◆ Objective ◆
State the number of lines in these records holding "content". Say nothing more.

◆ Data excerpts ◆
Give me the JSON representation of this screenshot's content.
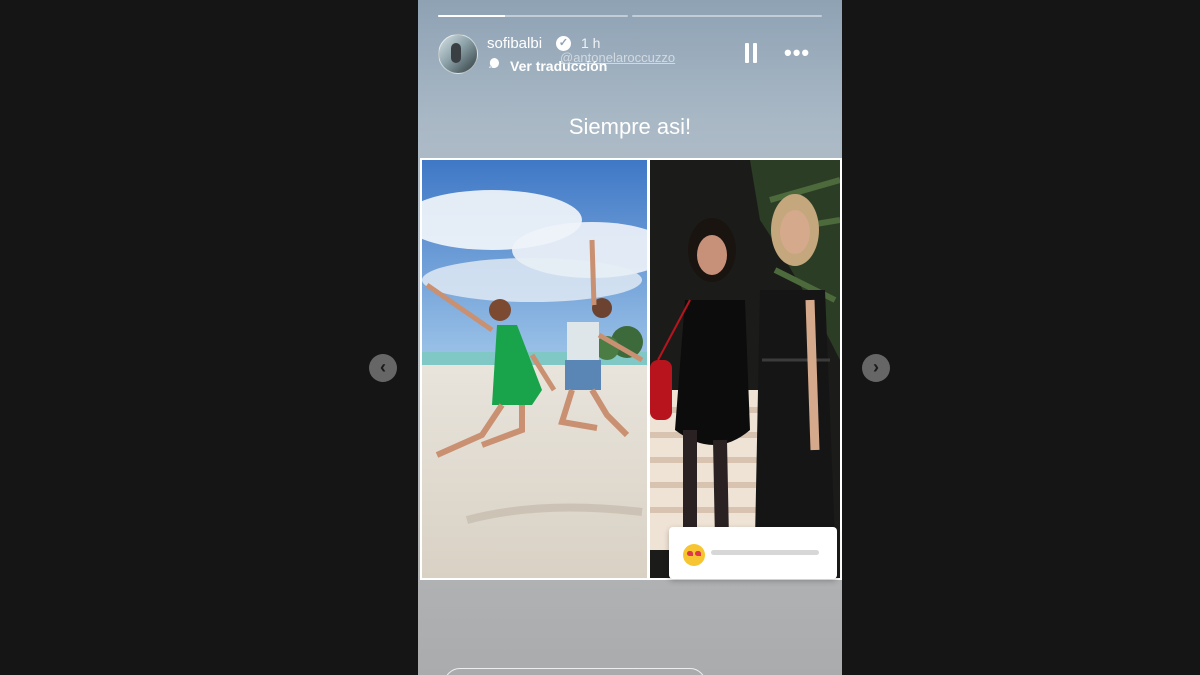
{
  "story": {
    "progress": [
      0.35,
      0.0
    ],
    "username": "sofibalbi",
    "verified_glyph": "✓",
    "time_ago": "1 h",
    "mention": "@antonelaroccuzzo",
    "translate_label": "Ver traducción",
    "more_label": "•••",
    "caption": "Siempre asi!",
    "photos": [
      {
        "name": "beach-jump-photo"
      },
      {
        "name": "party-photo"
      }
    ],
    "reaction_emoji": "heart-eyes-emoji"
  },
  "nav": {
    "prev_glyph": "‹",
    "next_glyph": "›"
  },
  "colors": {
    "background": "#151515",
    "story_top": "#8ea2b4",
    "story_bottom": "#a9abad"
  }
}
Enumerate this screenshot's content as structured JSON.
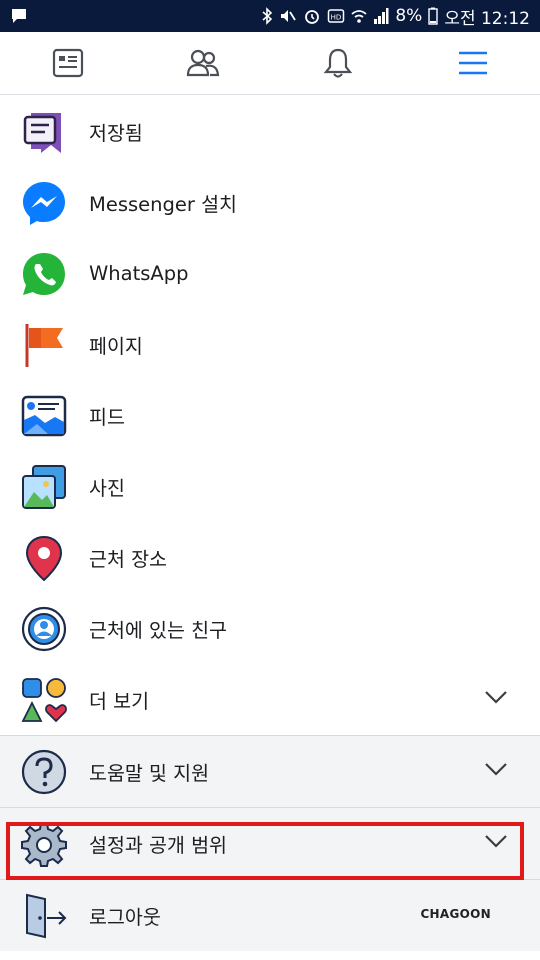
{
  "status_bar": {
    "battery": "8%",
    "time": "오전 12:12"
  },
  "tabs": [
    {
      "name": "news-feed-icon",
      "active": false
    },
    {
      "name": "friends-icon",
      "active": false
    },
    {
      "name": "notifications-icon",
      "active": false
    },
    {
      "name": "menu-icon",
      "active": true
    }
  ],
  "menu": {
    "items": [
      {
        "label": "저장됨",
        "icon": "saved-icon"
      },
      {
        "label": "Messenger 설치",
        "icon": "messenger-icon"
      },
      {
        "label": "WhatsApp",
        "icon": "whatsapp-icon"
      },
      {
        "label": "페이지",
        "icon": "flag-icon"
      },
      {
        "label": "피드",
        "icon": "feed-icon"
      },
      {
        "label": "사진",
        "icon": "photos-icon"
      },
      {
        "label": "근처 장소",
        "icon": "map-pin-icon"
      },
      {
        "label": "근처에 있는 친구",
        "icon": "nearby-friends-icon"
      },
      {
        "label": "더 보기",
        "icon": "shapes-icon"
      }
    ],
    "sections": [
      {
        "label": "도움말 및 지원",
        "icon": "help-icon"
      },
      {
        "label": "설정과 공개 범위",
        "icon": "gear-icon"
      },
      {
        "label": "로그아웃",
        "icon": "logout-icon"
      }
    ]
  },
  "watermark": "CHAGOON",
  "colors": {
    "status_bar": "#0a1a3c",
    "accent": "#1877f2",
    "highlight": "#e01a1a"
  }
}
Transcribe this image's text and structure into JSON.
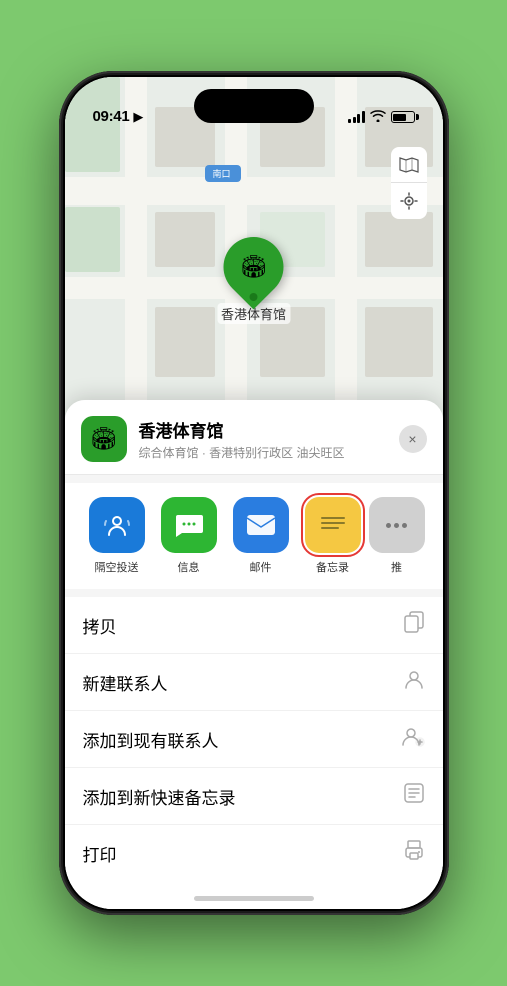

◆ Task answer ◆
2